▶ [Exercise input]
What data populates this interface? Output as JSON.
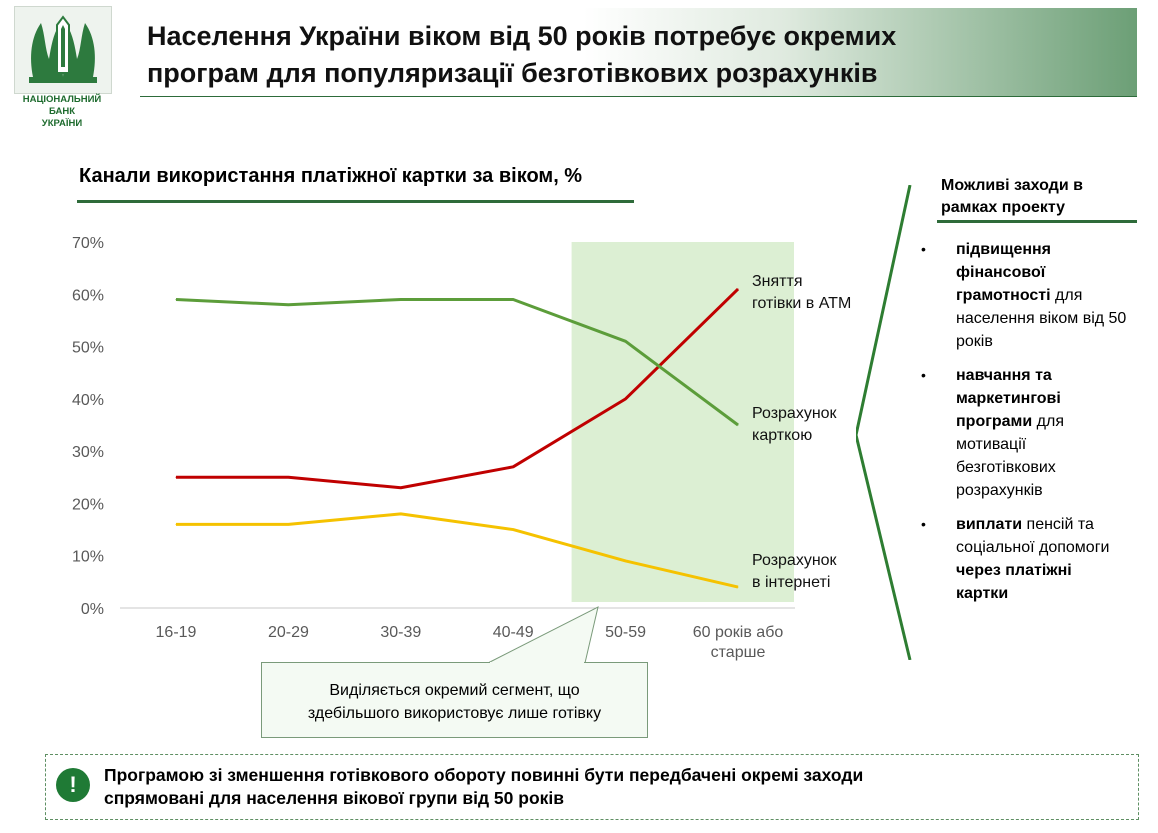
{
  "logo": {
    "line1": "НАЦІОНАЛЬНИЙ",
    "line2": "БАНК",
    "line3": "УКРАЇНИ"
  },
  "header": {
    "title_line1": "Населення України віком від 50 років потребує окремих",
    "title_line2": "програм для популяризації безготівкових розрахунків"
  },
  "chart_data": {
    "type": "line",
    "title": "Канали використання платіжної картки за віком, %",
    "categories": [
      "16-19",
      "20-29",
      "30-39",
      "40-49",
      "50-59",
      "60 років або старше"
    ],
    "category_lines": [
      [
        "16-19"
      ],
      [
        "20-29"
      ],
      [
        "30-39"
      ],
      [
        "40-49"
      ],
      [
        "50-59"
      ],
      [
        "60 років або",
        "старше"
      ]
    ],
    "yticks": [
      "0%",
      "10%",
      "20%",
      "30%",
      "40%",
      "50%",
      "60%",
      "70%"
    ],
    "ylim": [
      0,
      70
    ],
    "grid": false,
    "highlight_range": [
      "50-59",
      "60 років або старше"
    ],
    "series": [
      {
        "name": "Зняття готівки в АТМ",
        "label_lines": [
          "Зняття",
          "готівки в АТМ"
        ],
        "color": "#c00000",
        "values": [
          25,
          25,
          23,
          27,
          40,
          61
        ]
      },
      {
        "name": "Розрахунок карткою",
        "label_lines": [
          "Розрахунок",
          "карткою"
        ],
        "color": "#5c9d3a",
        "values": [
          59,
          58,
          59,
          59,
          51,
          35
        ]
      },
      {
        "name": "Розрахунок в інтернеті",
        "label_lines": [
          "Розрахунок",
          "в інтернеті"
        ],
        "color": "#f5c200",
        "values": [
          16,
          16,
          18,
          15,
          9,
          4
        ]
      }
    ]
  },
  "measures": {
    "title_line1": "Можливі заходи в",
    "title_line2": "рамках проекту",
    "items": [
      {
        "bold": "підвищення фінансової грамотності",
        "rest": " для населення віком від 50 років"
      },
      {
        "bold": "навчання та маркетингові програми",
        "rest": " для мотивації безготівкових розрахунків"
      },
      {
        "bold": "виплати",
        "rest": " пенсій та соціальної допомоги ",
        "bold2": "через платіжні картки"
      }
    ]
  },
  "callout": {
    "line1": "Виділяється окремий сегмент, що",
    "line2": "здебільшого використовує лише готівку"
  },
  "conclusion": {
    "icon": "!",
    "line1": "Програмою зі зменшення готівкового обороту повинні бути передбачені окремі заходи",
    "line2": "спрямовані для населення вікової групи від 50 років"
  },
  "colors": {
    "accent_green": "#2e6b3a",
    "highlight_fill": "#dcefd3"
  }
}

▶ [Stated exercise]
Write out the data precisely as given, excluding the pictures.

▶ [The result]
What data populates this interface? Output as JSON.
{
  "logo": {
    "line1": "НАЦІОНАЛЬНИЙ",
    "line2": "БАНК",
    "line3": "УКРАЇНИ"
  },
  "header": {
    "title_line1": "Населення України віком від 50 років потребує окремих",
    "title_line2": "програм для популяризації безготівкових розрахунків"
  },
  "chart_data": {
    "type": "line",
    "title": "Канали використання платіжної картки за віком, %",
    "categories": [
      "16-19",
      "20-29",
      "30-39",
      "40-49",
      "50-59",
      "60 років або старше"
    ],
    "category_lines": [
      [
        "16-19"
      ],
      [
        "20-29"
      ],
      [
        "30-39"
      ],
      [
        "40-49"
      ],
      [
        "50-59"
      ],
      [
        "60 років або",
        "старше"
      ]
    ],
    "yticks": [
      "0%",
      "10%",
      "20%",
      "30%",
      "40%",
      "50%",
      "60%",
      "70%"
    ],
    "ylim": [
      0,
      70
    ],
    "grid": false,
    "highlight_range": [
      "50-59",
      "60 років або старше"
    ],
    "series": [
      {
        "name": "Зняття готівки в АТМ",
        "label_lines": [
          "Зняття",
          "готівки в АТМ"
        ],
        "color": "#c00000",
        "values": [
          25,
          25,
          23,
          27,
          40,
          61
        ]
      },
      {
        "name": "Розрахунок карткою",
        "label_lines": [
          "Розрахунок",
          "карткою"
        ],
        "color": "#5c9d3a",
        "values": [
          59,
          58,
          59,
          59,
          51,
          35
        ]
      },
      {
        "name": "Розрахунок в інтернеті",
        "label_lines": [
          "Розрахунок",
          "в інтернеті"
        ],
        "color": "#f5c200",
        "values": [
          16,
          16,
          18,
          15,
          9,
          4
        ]
      }
    ]
  },
  "measures": {
    "title_line1": "Можливі заходи в",
    "title_line2": "рамках проекту",
    "items": [
      {
        "bold": "підвищення фінансової грамотності",
        "rest": " для населення віком від 50 років"
      },
      {
        "bold": "навчання та маркетингові програми",
        "rest": " для мотивації безготівкових розрахунків"
      },
      {
        "bold": "виплати",
        "rest": " пенсій та соціальної допомоги ",
        "bold2": "через платіжні картки"
      }
    ]
  },
  "callout": {
    "line1": "Виділяється окремий сегмент, що",
    "line2": "здебільшого використовує лише готівку"
  },
  "conclusion": {
    "icon": "!",
    "line1": "Програмою зі зменшення готівкового обороту повинні бути передбачені окремі заходи",
    "line2": "спрямовані для населення вікової групи від 50 років"
  },
  "colors": {
    "accent_green": "#2e6b3a",
    "highlight_fill": "#dcefd3"
  }
}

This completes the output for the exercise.